Stated goal
Answer with nothing except the number of lines that contain the word "Cocoyl".

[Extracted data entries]
····················

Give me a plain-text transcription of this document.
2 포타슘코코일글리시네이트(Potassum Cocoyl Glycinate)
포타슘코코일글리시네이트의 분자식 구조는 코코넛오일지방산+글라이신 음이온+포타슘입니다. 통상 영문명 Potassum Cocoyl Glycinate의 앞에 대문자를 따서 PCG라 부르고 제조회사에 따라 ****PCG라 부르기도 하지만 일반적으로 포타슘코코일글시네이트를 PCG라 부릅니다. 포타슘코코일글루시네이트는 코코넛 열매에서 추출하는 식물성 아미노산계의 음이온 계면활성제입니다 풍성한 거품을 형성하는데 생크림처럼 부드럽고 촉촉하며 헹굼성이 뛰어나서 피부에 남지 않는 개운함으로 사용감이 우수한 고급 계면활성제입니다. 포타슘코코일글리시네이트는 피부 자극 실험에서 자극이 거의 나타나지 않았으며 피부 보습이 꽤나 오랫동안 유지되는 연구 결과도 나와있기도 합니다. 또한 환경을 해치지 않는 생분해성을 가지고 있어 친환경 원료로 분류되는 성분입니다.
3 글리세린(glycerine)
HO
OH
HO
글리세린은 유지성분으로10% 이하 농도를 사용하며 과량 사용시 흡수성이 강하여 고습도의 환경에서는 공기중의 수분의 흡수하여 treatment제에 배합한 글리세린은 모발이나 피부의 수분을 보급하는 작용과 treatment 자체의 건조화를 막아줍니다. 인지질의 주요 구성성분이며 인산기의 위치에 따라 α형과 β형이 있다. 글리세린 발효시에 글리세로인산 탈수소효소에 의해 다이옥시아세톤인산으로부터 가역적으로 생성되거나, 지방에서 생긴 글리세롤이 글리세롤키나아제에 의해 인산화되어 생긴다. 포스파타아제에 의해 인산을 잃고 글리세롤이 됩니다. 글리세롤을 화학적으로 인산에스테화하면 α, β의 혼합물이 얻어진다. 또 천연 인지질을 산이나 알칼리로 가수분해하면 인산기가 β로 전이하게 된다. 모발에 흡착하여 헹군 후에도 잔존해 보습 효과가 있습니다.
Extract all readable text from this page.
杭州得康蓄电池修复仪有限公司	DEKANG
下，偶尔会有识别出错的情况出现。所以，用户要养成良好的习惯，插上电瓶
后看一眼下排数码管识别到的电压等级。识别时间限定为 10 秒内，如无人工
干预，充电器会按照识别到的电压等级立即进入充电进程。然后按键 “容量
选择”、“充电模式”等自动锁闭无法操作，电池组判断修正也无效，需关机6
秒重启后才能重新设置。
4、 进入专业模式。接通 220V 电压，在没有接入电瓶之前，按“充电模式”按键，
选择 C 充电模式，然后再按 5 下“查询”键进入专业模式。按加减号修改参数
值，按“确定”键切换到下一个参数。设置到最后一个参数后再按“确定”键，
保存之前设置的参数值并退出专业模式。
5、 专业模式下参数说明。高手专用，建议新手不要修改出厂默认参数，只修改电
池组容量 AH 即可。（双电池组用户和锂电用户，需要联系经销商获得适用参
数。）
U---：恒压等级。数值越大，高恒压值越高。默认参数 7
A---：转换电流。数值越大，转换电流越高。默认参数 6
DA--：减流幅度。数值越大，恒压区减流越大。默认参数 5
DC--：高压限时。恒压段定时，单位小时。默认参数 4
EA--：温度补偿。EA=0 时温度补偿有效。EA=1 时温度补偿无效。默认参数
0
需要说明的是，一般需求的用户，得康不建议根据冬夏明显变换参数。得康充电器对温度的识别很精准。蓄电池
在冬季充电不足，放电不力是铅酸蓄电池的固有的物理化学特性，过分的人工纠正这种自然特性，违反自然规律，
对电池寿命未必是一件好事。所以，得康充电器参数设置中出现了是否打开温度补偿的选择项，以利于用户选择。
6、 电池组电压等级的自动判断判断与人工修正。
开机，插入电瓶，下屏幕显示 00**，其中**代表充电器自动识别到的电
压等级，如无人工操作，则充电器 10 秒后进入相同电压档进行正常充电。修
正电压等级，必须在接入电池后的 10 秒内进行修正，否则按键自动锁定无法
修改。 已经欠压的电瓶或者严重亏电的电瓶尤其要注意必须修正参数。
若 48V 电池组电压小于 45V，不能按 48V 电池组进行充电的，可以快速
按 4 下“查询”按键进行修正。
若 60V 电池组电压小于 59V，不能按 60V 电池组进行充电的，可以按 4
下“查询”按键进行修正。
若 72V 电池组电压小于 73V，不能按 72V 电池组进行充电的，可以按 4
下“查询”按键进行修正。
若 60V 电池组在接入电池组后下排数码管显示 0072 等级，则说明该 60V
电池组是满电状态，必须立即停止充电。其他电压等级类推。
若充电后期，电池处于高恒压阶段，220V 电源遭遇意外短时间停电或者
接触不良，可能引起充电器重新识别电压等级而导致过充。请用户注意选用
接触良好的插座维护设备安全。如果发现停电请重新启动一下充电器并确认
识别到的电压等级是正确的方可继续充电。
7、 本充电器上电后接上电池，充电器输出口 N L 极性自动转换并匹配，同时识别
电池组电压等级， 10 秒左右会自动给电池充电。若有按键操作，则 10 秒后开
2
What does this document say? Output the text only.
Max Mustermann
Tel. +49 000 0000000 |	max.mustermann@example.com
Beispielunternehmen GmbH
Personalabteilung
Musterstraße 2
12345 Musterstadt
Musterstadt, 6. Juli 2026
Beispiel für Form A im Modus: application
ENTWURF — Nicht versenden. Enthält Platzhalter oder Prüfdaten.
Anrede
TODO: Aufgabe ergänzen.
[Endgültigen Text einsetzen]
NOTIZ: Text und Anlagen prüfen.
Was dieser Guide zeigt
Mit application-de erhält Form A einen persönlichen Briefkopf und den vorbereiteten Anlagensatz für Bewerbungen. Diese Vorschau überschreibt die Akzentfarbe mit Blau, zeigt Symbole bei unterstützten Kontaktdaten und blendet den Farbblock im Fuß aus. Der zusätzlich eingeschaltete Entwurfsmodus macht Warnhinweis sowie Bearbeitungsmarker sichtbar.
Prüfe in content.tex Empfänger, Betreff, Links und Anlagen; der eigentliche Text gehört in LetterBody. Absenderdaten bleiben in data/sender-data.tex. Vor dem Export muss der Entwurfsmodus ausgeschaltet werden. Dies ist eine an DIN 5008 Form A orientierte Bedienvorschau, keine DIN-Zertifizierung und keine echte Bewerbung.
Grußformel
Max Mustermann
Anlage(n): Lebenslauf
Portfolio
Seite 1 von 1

····················

Result
2